* Descrição do problema
Extraia do texto abaixo, sobre o acesso da Polícia Federal a dados de celulares apreendidos, todo o trecho desde "Etapas da extração" até "dos dispositivos móveis.", copiando-o sem nenhuma alteração.

A Polícia Federal tem utilizado recursos tecnológicos de última geração para acessar dados armazenados em celulares apreendidos, mesmo quando os aparelhos estão bloqueados por senha ou desligados. O procedimento se tornou peça-chave em investigações criminais e operações de grande porte.
Após a apreensão, os celulares são isolados em ambientes controlados que impedem qualquer tipo de conexão externa. A partir daí, peritos utilizam ferramentas especializadas para copiar todo o conteúdo do dispositivo, incluindo mensagens, fotos, vídeos, registros de chamadas e documentos.
Etapas da extração de dados
O processo técnico segue uma metodologia rigorosa:
•Isolamento físico do aparelho para evitar perda de dados ou acionamento remoto
•Desbloqueio por softwares específicos, com acesso autorizado ao conteúdo interno
•Recuperação direta de informações da memória mesmo em casos de danos físicos
O objetivo é preservar a integridade das informações, garantindo que o material coletado possa ser analisado dentro dos limites legais da investigação.
Dados podem ser acessados mesmo apagados
As ferramentas utilizadas pela PF permitem acessar inclusive arquivos apagados ou ocultos, além de identificar conexões anteriores, localização e dados de aplicativos.
A perícia digital se tornou um dos pilares das investigações modernas, exigindo equipamentos avançados e equipes especializadas para lidar com diferentes sistemas operacionais e níveis de proteção dos dispositivos móveis.

* Material fornecido
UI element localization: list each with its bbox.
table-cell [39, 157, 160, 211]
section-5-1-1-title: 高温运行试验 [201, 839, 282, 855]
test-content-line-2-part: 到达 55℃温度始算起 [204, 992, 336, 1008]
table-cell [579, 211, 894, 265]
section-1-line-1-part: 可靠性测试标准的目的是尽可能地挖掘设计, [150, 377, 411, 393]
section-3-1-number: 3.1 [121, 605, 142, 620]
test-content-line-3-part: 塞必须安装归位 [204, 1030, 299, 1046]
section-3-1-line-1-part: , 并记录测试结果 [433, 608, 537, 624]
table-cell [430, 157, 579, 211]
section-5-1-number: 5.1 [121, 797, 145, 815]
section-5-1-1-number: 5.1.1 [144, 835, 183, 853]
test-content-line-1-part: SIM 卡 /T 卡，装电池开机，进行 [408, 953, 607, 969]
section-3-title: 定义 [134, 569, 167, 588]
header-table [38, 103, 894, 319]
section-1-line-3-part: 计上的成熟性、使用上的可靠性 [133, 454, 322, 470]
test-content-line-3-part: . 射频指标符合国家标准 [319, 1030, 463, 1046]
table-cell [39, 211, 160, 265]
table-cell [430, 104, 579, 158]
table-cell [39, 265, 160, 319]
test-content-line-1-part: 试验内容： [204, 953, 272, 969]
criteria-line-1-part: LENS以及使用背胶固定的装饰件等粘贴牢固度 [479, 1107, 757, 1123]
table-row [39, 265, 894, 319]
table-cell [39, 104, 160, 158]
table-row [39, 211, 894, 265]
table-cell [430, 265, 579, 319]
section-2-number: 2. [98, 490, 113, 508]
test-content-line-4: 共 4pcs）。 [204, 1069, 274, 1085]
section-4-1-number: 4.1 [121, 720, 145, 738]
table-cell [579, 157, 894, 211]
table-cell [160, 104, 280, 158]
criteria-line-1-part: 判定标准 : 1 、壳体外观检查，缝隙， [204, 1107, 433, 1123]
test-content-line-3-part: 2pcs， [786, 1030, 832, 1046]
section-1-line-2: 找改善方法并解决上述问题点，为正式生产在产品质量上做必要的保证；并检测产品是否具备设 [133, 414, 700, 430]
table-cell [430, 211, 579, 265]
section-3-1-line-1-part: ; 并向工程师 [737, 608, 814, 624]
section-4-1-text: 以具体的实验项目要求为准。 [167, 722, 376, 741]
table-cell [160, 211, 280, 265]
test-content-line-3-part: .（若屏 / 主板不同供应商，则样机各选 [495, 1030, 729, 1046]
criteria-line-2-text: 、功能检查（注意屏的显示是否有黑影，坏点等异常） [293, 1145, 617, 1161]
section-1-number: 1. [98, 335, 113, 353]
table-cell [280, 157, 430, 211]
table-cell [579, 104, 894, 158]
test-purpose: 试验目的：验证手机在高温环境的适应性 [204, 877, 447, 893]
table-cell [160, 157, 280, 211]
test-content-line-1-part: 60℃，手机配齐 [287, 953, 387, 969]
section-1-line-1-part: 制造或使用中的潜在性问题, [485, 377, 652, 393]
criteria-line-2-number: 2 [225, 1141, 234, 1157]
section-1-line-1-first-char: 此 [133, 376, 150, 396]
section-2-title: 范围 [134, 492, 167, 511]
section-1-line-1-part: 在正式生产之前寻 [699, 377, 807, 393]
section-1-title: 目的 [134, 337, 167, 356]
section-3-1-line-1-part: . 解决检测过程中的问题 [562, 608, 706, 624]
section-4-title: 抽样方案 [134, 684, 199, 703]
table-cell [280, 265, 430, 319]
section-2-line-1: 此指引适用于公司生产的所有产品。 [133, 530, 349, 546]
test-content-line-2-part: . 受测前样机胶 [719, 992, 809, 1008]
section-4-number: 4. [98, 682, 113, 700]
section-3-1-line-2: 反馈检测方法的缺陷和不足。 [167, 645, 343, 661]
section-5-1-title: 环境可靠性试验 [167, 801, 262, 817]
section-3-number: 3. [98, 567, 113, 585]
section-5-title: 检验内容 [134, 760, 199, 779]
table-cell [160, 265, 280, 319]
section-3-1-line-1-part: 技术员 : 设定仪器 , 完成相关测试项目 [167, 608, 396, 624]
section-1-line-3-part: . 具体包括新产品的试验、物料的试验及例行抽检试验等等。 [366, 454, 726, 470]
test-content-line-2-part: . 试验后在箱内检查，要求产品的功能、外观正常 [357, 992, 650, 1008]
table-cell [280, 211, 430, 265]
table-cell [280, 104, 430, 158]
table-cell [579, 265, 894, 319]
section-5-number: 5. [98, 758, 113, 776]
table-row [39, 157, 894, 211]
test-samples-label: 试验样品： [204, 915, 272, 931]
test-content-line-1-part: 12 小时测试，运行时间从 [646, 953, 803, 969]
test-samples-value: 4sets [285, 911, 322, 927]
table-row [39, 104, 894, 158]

* Resultado do exercício
Etapas da extração de dados
O processo técnico segue uma metodologia rigorosa:
•Isolamento físico do aparelho para evitar perda de dados ou acionamento remoto
•Desbloqueio por softwares específicos, com acesso autorizado ao conteúdo interno
•Recuperação direta de informações da memória mesmo em casos de danos físicos
O objetivo é preservar a integridade das informações, garantindo que o material coletado possa ser analisado dentro dos limites legais da investigação.
Dados podem ser acessados mesmo apagados
As ferramentas utilizadas pela PF permitem acessar inclusive arquivos apagados ou ocultos, além de identificar conexões anteriores, localização e dados de aplicativos.
A perícia digital se tornou um dos pilares das investigações modernas, exigindo equipamentos avançados e equipes especializadas para lidar com diferentes sistemas operacionais e níveis de proteção dos dispositivos móveis.